### WHAT TO DO
Please give all of the rows again, switching "flower-center" to "bloom-center" wherever it appears and keeping everything else the same.
|---|
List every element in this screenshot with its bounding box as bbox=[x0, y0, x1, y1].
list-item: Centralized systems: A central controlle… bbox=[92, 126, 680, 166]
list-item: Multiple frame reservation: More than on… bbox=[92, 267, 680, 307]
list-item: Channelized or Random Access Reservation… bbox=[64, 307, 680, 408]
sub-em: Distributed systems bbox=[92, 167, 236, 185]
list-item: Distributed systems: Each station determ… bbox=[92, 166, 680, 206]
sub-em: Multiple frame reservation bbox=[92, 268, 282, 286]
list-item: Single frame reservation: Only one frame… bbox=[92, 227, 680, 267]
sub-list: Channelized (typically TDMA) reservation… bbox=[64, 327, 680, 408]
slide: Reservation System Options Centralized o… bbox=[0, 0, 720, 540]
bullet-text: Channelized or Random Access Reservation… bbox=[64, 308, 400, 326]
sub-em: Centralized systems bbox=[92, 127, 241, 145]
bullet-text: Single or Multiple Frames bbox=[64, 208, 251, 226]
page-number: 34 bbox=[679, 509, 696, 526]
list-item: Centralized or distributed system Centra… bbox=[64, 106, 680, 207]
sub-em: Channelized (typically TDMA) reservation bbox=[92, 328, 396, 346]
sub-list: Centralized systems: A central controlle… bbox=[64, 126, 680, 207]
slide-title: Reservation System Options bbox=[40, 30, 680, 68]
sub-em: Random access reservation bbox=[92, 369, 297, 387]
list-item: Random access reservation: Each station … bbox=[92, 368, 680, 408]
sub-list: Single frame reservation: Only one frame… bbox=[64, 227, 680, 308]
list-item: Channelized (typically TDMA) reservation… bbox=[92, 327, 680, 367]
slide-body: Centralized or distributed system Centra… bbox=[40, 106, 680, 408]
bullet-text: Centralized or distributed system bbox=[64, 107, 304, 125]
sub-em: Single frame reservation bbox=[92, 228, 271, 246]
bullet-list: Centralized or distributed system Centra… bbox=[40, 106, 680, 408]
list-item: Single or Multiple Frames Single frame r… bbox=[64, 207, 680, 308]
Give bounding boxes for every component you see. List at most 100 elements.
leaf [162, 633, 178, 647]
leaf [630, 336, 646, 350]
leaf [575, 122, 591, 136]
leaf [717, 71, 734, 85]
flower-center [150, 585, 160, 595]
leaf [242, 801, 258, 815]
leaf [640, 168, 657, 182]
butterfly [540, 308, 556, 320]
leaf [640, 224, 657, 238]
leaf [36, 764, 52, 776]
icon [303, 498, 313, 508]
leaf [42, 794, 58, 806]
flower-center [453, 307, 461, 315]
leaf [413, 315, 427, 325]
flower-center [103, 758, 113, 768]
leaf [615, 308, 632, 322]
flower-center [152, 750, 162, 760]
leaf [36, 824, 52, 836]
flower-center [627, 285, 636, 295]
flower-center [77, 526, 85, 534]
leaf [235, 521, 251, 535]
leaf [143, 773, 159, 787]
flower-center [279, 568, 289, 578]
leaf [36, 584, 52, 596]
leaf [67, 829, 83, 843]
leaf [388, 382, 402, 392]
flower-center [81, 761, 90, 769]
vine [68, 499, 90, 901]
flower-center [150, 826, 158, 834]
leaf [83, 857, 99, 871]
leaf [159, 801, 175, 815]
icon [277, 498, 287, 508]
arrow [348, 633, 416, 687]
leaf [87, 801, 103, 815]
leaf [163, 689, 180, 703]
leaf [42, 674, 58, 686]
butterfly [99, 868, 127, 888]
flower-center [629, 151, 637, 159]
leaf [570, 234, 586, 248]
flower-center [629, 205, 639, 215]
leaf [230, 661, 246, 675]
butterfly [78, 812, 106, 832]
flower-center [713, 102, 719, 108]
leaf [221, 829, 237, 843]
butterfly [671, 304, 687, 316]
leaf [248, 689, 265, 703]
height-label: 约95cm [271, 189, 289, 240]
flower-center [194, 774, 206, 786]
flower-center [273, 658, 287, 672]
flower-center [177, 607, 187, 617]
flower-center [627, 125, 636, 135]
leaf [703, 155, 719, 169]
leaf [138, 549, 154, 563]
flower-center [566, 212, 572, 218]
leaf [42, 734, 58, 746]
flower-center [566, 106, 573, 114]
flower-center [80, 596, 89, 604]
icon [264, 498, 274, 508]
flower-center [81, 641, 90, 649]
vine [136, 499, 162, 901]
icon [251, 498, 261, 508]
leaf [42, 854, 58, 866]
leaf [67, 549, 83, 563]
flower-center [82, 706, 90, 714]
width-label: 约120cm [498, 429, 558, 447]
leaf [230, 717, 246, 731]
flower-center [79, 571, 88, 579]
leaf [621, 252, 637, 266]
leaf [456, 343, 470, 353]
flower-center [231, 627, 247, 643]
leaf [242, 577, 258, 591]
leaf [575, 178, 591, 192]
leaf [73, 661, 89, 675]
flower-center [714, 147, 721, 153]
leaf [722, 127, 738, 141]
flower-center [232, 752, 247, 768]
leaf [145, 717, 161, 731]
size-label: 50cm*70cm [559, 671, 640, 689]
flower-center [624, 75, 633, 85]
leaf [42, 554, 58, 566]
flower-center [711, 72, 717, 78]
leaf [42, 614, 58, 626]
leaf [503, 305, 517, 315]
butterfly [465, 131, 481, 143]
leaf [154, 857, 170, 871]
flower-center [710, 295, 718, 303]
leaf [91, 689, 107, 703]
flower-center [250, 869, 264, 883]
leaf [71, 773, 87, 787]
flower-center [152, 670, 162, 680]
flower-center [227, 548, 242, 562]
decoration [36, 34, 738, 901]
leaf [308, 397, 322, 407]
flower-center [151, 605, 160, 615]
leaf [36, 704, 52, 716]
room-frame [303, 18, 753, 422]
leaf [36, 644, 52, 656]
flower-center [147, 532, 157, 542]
|---|
### RESPONSE FOR THIS EXERCISE
List every element in this screenshot with its bounding box as bbox=[x0, y0, x1, y1].
list-item: Centralized systems: A central controlle… bbox=[92, 126, 680, 166]
list-item: Multiple frame reservation: More than on… bbox=[92, 267, 680, 307]
list-item: Channelized or Random Access Reservation… bbox=[64, 307, 680, 408]
sub-em: Distributed systems bbox=[92, 167, 236, 185]
list-item: Distributed systems: Each station determ… bbox=[92, 166, 680, 206]
sub-em: Multiple frame reservation bbox=[92, 268, 282, 286]
list-item: Single frame reservation: Only one frame… bbox=[92, 227, 680, 267]
sub-list: Channelized (typically TDMA) reservation… bbox=[64, 327, 680, 408]
slide: Reservation System Options Centralized o… bbox=[0, 0, 720, 540]
bullet-text: Channelized or Random Access Reservation… bbox=[64, 308, 400, 326]
sub-em: Centralized systems bbox=[92, 127, 241, 145]
bullet-text: Single or Multiple Frames bbox=[64, 208, 251, 226]
page-number: 34 bbox=[679, 509, 696, 526]
list-item: Centralized or distributed system Centra… bbox=[64, 106, 680, 207]
sub-em: Channelized (typically TDMA) reservation bbox=[92, 328, 396, 346]
sub-list: Centralized systems: A central controlle… bbox=[64, 126, 680, 207]
slide-title: Reservation System Options bbox=[40, 30, 680, 68]
sub-em: Random access reservation bbox=[92, 369, 297, 387]
list-item: Random access reservation: Each station … bbox=[92, 368, 680, 408]
sub-list: Single frame reservation: Only one frame… bbox=[64, 227, 680, 308]
list-item: Channelized (typically TDMA) reservation… bbox=[92, 327, 680, 367]
slide-body: Centralized or distributed system Centra… bbox=[40, 106, 680, 408]
bullet-text: Centralized or distributed system bbox=[64, 107, 304, 125]
sub-em: Single frame reservation bbox=[92, 228, 271, 246]
bullet-list: Centralized or distributed system Centra… bbox=[40, 106, 680, 408]
list-item: Single or Multiple Frames Single frame r… bbox=[64, 207, 680, 308]
Give bounding boxes for every component you see. List at most 100 elements.
leaf [162, 633, 178, 647]
leaf [630, 336, 646, 350]
leaf [575, 122, 591, 136]
leaf [717, 71, 734, 85]
bloom-center [150, 585, 160, 595]
leaf [242, 801, 258, 815]
leaf [640, 168, 657, 182]
butterfly [540, 308, 556, 320]
leaf [640, 224, 657, 238]
leaf [36, 764, 52, 776]
icon [303, 498, 313, 508]
leaf [42, 794, 58, 806]
bloom-center [453, 307, 461, 315]
leaf [413, 315, 427, 325]
bloom-center [103, 758, 113, 768]
leaf [615, 308, 632, 322]
bloom-center [152, 750, 162, 760]
leaf [36, 824, 52, 836]
bloom-center [627, 285, 636, 295]
bloom-center [77, 526, 85, 534]
leaf [235, 521, 251, 535]
leaf [143, 773, 159, 787]
bloom-center [279, 568, 289, 578]
leaf [36, 584, 52, 596]
leaf [67, 829, 83, 843]
leaf [388, 382, 402, 392]
bloom-center [81, 761, 90, 769]
vine [68, 499, 90, 901]
bloom-center [150, 826, 158, 834]
leaf [83, 857, 99, 871]
leaf [159, 801, 175, 815]
icon [277, 498, 287, 508]
arrow [348, 633, 416, 687]
leaf [87, 801, 103, 815]
leaf [163, 689, 180, 703]
leaf [42, 674, 58, 686]
butterfly [99, 868, 127, 888]
bloom-center [629, 151, 637, 159]
leaf [570, 234, 586, 248]
bloom-center [629, 205, 639, 215]
leaf [230, 661, 246, 675]
butterfly [78, 812, 106, 832]
bloom-center [713, 102, 719, 108]
leaf [221, 829, 237, 843]
butterfly [671, 304, 687, 316]
leaf [248, 689, 265, 703]
height-label: 约95cm [271, 189, 289, 240]
bloom-center [194, 774, 206, 786]
bloom-center [273, 658, 287, 672]
bloom-center [177, 607, 187, 617]
bloom-center [627, 125, 636, 135]
leaf [703, 155, 719, 169]
leaf [138, 549, 154, 563]
bloom-center [566, 212, 572, 218]
leaf [42, 734, 58, 746]
bloom-center [566, 106, 573, 114]
bloom-center [80, 596, 89, 604]
icon [264, 498, 274, 508]
bloom-center [81, 641, 90, 649]
vine [136, 499, 162, 901]
icon [251, 498, 261, 508]
leaf [42, 854, 58, 866]
leaf [67, 549, 83, 563]
bloom-center [82, 706, 90, 714]
width-label: 约120cm [498, 429, 558, 447]
leaf [230, 717, 246, 731]
bloom-center [79, 571, 88, 579]
leaf [621, 252, 637, 266]
leaf [456, 343, 470, 353]
bloom-center [231, 627, 247, 643]
leaf [242, 577, 258, 591]
leaf [575, 178, 591, 192]
leaf [73, 661, 89, 675]
bloom-center [714, 147, 721, 153]
leaf [722, 127, 738, 141]
bloom-center [232, 752, 247, 768]
leaf [145, 717, 161, 731]
size-label: 50cm*70cm [559, 671, 640, 689]
bloom-center [624, 75, 633, 85]
leaf [42, 554, 58, 566]
bloom-center [711, 72, 717, 78]
leaf [42, 614, 58, 626]
leaf [503, 305, 517, 315]
butterfly [465, 131, 481, 143]
leaf [154, 857, 170, 871]
bloom-center [710, 295, 718, 303]
leaf [91, 689, 107, 703]
bloom-center [250, 869, 264, 883]
leaf [71, 773, 87, 787]
bloom-center [152, 670, 162, 680]
bloom-center [227, 548, 242, 562]
decoration [36, 34, 738, 901]
leaf [308, 397, 322, 407]
bloom-center [151, 605, 160, 615]
leaf [36, 704, 52, 716]
room-frame [303, 18, 753, 422]
leaf [36, 644, 52, 656]
bloom-center [147, 532, 157, 542]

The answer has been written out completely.